::: Provided records

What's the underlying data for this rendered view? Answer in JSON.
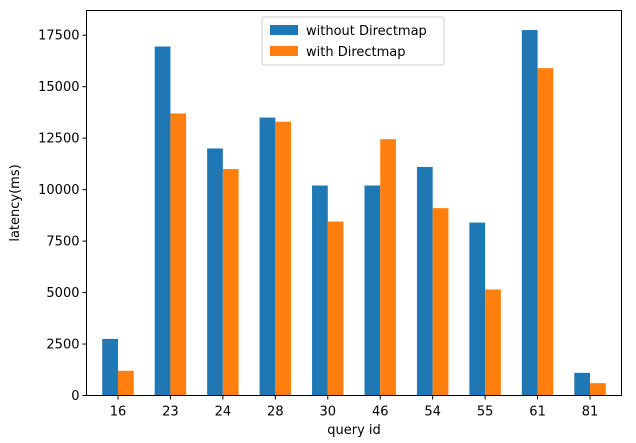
{
  "chart_data": {
    "type": "bar",
    "title": "",
    "xlabel": "query id",
    "ylabel": "latency(ms)",
    "categories": [
      "16",
      "23",
      "24",
      "28",
      "30",
      "46",
      "54",
      "55",
      "61",
      "81"
    ],
    "series": [
      {
        "name": "without Directmap",
        "color": "#1f77b4",
        "values": [
          2750,
          16950,
          12000,
          13500,
          10200,
          10200,
          11100,
          8400,
          17750,
          1100
        ]
      },
      {
        "name": "with Directmap",
        "color": "#ff7f0e",
        "values": [
          1200,
          13700,
          11000,
          13300,
          8450,
          12450,
          9100,
          5150,
          15900,
          600
        ]
      }
    ],
    "ylim": [
      0,
      18700
    ],
    "yticks": [
      0,
      2500,
      5000,
      7500,
      10000,
      12500,
      15000,
      17500
    ],
    "legend": "top-center",
    "grid": false
  }
}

::::::

**Required task:** In the material above, find the lines that contain "name" and show them.

**Answer to this problem:**
        "name": "without Directmap",
        "name": "with Directmap",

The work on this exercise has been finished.